_WORKING DATA:_
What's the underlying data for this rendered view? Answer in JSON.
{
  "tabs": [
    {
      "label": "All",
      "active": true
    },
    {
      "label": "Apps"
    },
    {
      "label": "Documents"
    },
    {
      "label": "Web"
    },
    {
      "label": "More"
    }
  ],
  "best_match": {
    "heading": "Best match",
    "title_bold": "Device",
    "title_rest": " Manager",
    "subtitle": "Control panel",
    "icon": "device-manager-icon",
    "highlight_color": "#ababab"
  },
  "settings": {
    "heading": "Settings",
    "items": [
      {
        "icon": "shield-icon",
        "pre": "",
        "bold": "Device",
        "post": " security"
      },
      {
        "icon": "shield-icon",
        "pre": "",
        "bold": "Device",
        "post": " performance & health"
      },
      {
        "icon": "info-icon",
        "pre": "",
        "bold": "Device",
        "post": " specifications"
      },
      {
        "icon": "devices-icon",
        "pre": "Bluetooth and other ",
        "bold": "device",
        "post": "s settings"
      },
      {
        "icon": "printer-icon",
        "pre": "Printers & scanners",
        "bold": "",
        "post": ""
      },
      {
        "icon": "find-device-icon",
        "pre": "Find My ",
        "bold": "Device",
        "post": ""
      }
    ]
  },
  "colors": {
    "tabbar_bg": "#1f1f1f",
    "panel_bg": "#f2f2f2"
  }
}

_SHORT TASK:_ Pick out the lines containing the string "icon" and show them.

_EXERCISE SOLUTION:_
    "icon": "device-manager-icon",
        "icon": "shield-icon",
        "icon": "shield-icon",
        "icon": "info-icon",
        "icon": "devices-icon",
        "icon": "printer-icon",
        "icon": "find-device-icon",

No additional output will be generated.